(Saved entries)

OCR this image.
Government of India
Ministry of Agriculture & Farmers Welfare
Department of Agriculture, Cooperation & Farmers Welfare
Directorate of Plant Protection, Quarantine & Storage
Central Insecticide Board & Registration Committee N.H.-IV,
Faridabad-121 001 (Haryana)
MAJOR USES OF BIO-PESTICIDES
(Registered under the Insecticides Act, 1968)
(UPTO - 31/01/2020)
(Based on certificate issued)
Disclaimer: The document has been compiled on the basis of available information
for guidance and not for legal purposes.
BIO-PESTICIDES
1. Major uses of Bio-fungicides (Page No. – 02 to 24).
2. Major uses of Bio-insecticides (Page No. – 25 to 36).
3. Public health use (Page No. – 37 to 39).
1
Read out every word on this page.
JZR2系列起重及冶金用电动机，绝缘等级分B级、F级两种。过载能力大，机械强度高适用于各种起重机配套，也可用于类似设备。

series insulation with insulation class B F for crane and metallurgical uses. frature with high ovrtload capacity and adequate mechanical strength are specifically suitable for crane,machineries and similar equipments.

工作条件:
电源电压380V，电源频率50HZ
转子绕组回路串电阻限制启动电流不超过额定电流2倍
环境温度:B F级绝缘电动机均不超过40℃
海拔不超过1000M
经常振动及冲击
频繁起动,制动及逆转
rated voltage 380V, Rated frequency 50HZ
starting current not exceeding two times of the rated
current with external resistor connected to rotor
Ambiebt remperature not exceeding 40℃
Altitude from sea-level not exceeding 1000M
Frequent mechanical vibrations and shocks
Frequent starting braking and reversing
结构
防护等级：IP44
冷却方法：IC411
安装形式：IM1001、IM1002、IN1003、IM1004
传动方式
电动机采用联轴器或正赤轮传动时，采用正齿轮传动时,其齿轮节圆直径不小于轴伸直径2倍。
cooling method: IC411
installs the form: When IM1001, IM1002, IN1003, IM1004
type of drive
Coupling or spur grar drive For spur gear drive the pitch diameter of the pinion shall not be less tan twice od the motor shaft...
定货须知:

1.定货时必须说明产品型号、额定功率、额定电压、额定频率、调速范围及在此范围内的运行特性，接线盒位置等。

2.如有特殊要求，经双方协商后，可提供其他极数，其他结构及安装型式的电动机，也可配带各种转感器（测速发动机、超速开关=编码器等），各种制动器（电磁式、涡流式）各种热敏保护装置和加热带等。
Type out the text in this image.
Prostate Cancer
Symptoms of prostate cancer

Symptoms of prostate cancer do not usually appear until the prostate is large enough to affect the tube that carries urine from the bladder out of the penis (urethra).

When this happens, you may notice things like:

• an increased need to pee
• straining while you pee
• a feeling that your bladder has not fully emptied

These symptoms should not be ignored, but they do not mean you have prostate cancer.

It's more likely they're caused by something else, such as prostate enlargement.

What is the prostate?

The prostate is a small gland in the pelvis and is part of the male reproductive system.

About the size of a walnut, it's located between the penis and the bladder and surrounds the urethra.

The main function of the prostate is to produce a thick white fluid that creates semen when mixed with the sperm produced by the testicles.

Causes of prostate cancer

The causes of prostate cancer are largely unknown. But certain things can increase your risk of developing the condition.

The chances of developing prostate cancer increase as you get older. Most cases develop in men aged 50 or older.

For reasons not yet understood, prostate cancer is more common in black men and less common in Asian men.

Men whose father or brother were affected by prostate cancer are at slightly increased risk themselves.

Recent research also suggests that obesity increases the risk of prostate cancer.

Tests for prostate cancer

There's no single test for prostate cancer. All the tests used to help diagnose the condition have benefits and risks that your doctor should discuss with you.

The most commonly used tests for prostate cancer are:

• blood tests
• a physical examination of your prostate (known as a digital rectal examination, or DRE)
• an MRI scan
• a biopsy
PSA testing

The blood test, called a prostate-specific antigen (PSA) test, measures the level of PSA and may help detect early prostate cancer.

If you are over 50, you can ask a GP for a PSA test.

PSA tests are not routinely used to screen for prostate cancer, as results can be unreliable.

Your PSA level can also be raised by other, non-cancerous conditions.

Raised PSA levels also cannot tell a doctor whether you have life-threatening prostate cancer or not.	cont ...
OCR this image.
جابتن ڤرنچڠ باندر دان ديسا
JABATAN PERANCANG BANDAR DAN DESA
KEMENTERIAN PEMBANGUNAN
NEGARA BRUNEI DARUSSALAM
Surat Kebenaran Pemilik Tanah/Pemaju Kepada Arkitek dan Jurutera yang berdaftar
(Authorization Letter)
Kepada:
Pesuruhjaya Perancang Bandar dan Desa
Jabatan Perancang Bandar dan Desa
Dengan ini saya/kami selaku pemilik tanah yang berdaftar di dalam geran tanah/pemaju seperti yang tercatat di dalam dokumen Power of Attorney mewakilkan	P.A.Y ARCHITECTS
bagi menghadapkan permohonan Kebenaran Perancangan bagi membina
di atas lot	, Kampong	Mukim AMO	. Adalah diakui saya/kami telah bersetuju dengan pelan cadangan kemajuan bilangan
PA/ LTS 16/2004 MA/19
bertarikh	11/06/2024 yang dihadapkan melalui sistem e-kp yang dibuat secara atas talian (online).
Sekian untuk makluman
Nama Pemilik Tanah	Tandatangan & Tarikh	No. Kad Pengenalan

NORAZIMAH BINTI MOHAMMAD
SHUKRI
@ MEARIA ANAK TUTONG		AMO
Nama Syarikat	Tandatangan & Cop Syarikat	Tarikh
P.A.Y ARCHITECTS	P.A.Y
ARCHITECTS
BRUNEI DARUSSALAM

## GIVEN TASK
Reproduce the records above exactly.

## WRITTEN SOLUTION
OCR this image.
Government of India
Ministry of Agriculture & Farmers Welfare
Department of Agriculture, Cooperation & Farmers Welfare
Directorate of Plant Protection, Quarantine & Storage
Central Insecticide Board & Registration Committee N.H.-IV,
Faridabad-121 001 (Haryana)
MAJOR USES OF BIO-PESTICIDES
(Registered under the Insecticides Act, 1968)
(UPTO - 31/01/2020)
(Based on certificate issued)
Disclaimer: The document has been compiled on the basis of available information
for guidance and not for legal purposes.
BIO-PESTICIDES
1. Major uses of Bio-fungicides (Page No. – 02 to 24).
2. Major uses of Bio-insecticides (Page No. – 25 to 36).
3. Public health use (Page No. – 37 to 39).
1
Read out every word on this page.
JZR2系列起重及冶金用电动机，绝缘等级分B级、F级两种。过载能力大，机械强度高适用于各种起重机配套，也可用于类似设备。

series insulation with insulation class B F for crane and metallurgical uses. frature with high ovrtload capacity and adequate mechanical strength are specifically suitable for crane,machineries and similar equipments.

工作条件:
电源电压380V，电源频率50HZ
转子绕组回路串电阻限制启动电流不超过额定电流2倍
环境温度:B F级绝缘电动机均不超过40℃
海拔不超过1000M
经常振动及冲击
频繁起动,制动及逆转
rated voltage 380V, Rated frequency 50HZ
starting current not exceeding two times of the rated
current with external resistor connected to rotor
Ambiebt remperature not exceeding 40℃
Altitude from sea-level not exceeding 1000M
Frequent mechanical vibrations and shocks
Frequent starting braking and reversing
结构
防护等级：IP44
冷却方法：IC411
安装形式：IM1001、IM1002、IN1003、IM1004
传动方式
电动机采用联轴器或正赤轮传动时，采用正齿轮传动时,其齿轮节圆直径不小于轴伸直径2倍。
cooling method: IC411
installs the form: When IM1001, IM1002, IN1003, IM1004
type of drive
Coupling or spur grar drive For spur gear drive the pitch diameter of the pinion shall not be less tan twice od the motor shaft...
定货须知:

1.定货时必须说明产品型号、额定功率、额定电压、额定频率、调速范围及在此范围内的运行特性，接线盒位置等。

2.如有特殊要求，经双方协商后，可提供其他极数，其他结构及安装型式的电动机，也可配带各种转感器（测速发动机、超速开关=编码器等），各种制动器（电磁式、涡流式）各种热敏保护装置和加热带等。
Type out the text in this image.
Prostate Cancer
Symptoms of prostate cancer

Symptoms of prostate cancer do not usually appear until the prostate is large enough to affect the tube that carries urine from the bladder out of the penis (urethra).

When this happens, you may notice things like:

• an increased need to pee
• straining while you pee
• a feeling that your bladder has not fully emptied

These symptoms should not be ignored, but they do not mean you have prostate cancer.

It's more likely they're caused by something else, such as prostate enlargement.

What is the prostate?

The prostate is a small gland in the pelvis and is part of the male reproductive system.

About the size of a walnut, it's located between the penis and the bladder and surrounds the urethra.

The main function of the prostate is to produce a thick white fluid that creates semen when mixed with the sperm produced by the testicles.

Causes of prostate cancer

The causes of prostate cancer are largely unknown. But certain things can increase your risk of developing the condition.

The chances of developing prostate cancer increase as you get older. Most cases develop in men aged 50 or older.

For reasons not yet understood, prostate cancer is more common in black men and less common in Asian men.

Men whose father or brother were affected by prostate cancer are at slightly increased risk themselves.

Recent research also suggests that obesity increases the risk of prostate cancer.

Tests for prostate cancer

There's no single test for prostate cancer. All the tests used to help diagnose the condition have benefits and risks that your doctor should discuss with you.

The most commonly used tests for prostate cancer are:

• blood tests
• a physical examination of your prostate (known as a digital rectal examination, or DRE)
• an MRI scan
• a biopsy
PSA testing

The blood test, called a prostate-specific antigen (PSA) test, measures the level of PSA and may help detect early prostate cancer.

If you are over 50, you can ask a GP for a PSA test.

PSA tests are not routinely used to screen for prostate cancer, as results can be unreliable.

Your PSA level can also be raised by other, non-cancerous conditions.

Raised PSA levels also cannot tell a doctor whether you have life-threatening prostate cancer or not.	cont ...
OCR this image.
جابتن ڤرنچڠ باندر دان ديسا
JABATAN PERANCANG BANDAR DAN DESA
KEMENTERIAN PEMBANGUNAN
NEGARA BRUNEI DARUSSALAM
Surat Kebenaran Pemilik Tanah/Pemaju Kepada Arkitek dan Jurutera yang berdaftar
(Authorization Letter)
Kepada:
Pesuruhjaya Perancang Bandar dan Desa
Jabatan Perancang Bandar dan Desa
Dengan ini saya/kami selaku pemilik tanah yang berdaftar di dalam geran tanah/pemaju seperti yang tercatat di dalam dokumen Power of Attorney mewakilkan	P.A.Y ARCHITECTS
bagi menghadapkan permohonan Kebenaran Perancangan bagi membina
di atas lot	, Kampong	Mukim AMO	. Adalah diakui saya/kami telah bersetuju dengan pelan cadangan kemajuan bilangan
PA/ LTS 16/2004 MA/19
bertarikh	11/06/2024 yang dihadapkan melalui sistem e-kp yang dibuat secara atas talian (online).
Sekian untuk makluman
Nama Pemilik Tanah	Tandatangan & Tarikh	No. Kad Pengenalan

NORAZIMAH BINTI MOHAMMAD
SHUKRI
@ MEARIA ANAK TUTONG		AMO
Nama Syarikat	Tandatangan & Cop Syarikat	Tarikh
P.A.Y ARCHITECTS	P.A.Y
ARCHITECTS
BRUNEI DARUSSALAM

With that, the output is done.